→ WHAT IS BEING ASKED
Reproduce the data from the first line through the line containing "x-tick-label: 1 rok [402, 365, 445, 386]", inclusive, swapping "Bariera" for "Próg" and changing nothing else. Give only those lines.

=-=-=

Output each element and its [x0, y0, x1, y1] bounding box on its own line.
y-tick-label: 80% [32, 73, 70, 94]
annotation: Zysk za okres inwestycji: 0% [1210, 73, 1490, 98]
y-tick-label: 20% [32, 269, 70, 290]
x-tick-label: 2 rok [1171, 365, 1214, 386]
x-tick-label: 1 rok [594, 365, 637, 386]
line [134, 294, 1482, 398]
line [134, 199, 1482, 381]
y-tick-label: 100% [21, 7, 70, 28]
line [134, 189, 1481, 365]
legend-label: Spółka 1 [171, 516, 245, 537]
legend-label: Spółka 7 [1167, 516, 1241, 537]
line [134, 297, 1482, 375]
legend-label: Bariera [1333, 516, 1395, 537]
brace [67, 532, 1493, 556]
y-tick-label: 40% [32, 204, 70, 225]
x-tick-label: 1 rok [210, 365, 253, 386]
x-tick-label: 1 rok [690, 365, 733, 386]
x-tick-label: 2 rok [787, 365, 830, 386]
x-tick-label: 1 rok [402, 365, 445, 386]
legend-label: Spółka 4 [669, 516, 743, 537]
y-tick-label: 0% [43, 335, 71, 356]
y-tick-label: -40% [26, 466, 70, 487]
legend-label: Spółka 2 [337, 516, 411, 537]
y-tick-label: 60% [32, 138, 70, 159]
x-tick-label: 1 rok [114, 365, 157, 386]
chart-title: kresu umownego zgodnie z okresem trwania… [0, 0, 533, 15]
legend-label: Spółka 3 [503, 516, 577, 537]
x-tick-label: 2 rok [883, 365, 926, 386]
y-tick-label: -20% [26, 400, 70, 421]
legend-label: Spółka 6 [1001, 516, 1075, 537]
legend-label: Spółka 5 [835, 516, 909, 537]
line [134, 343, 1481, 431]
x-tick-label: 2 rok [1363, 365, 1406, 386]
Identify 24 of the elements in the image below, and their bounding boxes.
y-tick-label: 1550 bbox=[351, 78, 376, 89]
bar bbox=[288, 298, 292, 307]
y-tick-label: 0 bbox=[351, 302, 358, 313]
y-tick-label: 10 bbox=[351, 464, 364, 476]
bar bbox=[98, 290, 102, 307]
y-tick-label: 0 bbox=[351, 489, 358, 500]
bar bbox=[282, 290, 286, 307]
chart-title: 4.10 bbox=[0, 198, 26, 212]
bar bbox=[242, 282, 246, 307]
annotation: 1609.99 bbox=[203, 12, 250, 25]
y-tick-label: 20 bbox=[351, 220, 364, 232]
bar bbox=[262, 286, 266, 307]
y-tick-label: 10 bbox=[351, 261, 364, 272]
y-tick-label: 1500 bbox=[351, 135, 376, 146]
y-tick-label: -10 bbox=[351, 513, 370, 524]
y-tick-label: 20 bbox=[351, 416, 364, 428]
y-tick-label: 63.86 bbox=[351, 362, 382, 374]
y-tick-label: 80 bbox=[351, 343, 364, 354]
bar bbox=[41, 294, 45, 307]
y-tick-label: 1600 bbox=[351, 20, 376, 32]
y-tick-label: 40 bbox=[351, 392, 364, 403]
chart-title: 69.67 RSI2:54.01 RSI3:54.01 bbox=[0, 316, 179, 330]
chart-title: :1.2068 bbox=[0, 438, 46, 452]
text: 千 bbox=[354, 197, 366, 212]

=-=-=

→ TASK ANSWER
Output each element and its [x0, y0, x1, y1] bounding box on its own line.
y-tick-label: 80% [32, 73, 70, 94]
annotation: Zysk za okres inwestycji: 0% [1210, 73, 1490, 98]
y-tick-label: 20% [32, 269, 70, 290]
x-tick-label: 2 rok [1171, 365, 1214, 386]
x-tick-label: 1 rok [594, 365, 637, 386]
line [134, 294, 1482, 398]
line [134, 199, 1482, 381]
y-tick-label: 100% [21, 7, 70, 28]
line [134, 189, 1481, 365]
legend-label: Spółka 1 [171, 516, 245, 537]
legend-label: Spółka 7 [1167, 516, 1241, 537]
line [134, 297, 1482, 375]
legend-label: Próg [1333, 516, 1395, 537]
brace [67, 532, 1493, 556]
y-tick-label: 40% [32, 204, 70, 225]
x-tick-label: 1 rok [210, 365, 253, 386]
x-tick-label: 1 rok [690, 365, 733, 386]
x-tick-label: 2 rok [787, 365, 830, 386]
x-tick-label: 1 rok [402, 365, 445, 386]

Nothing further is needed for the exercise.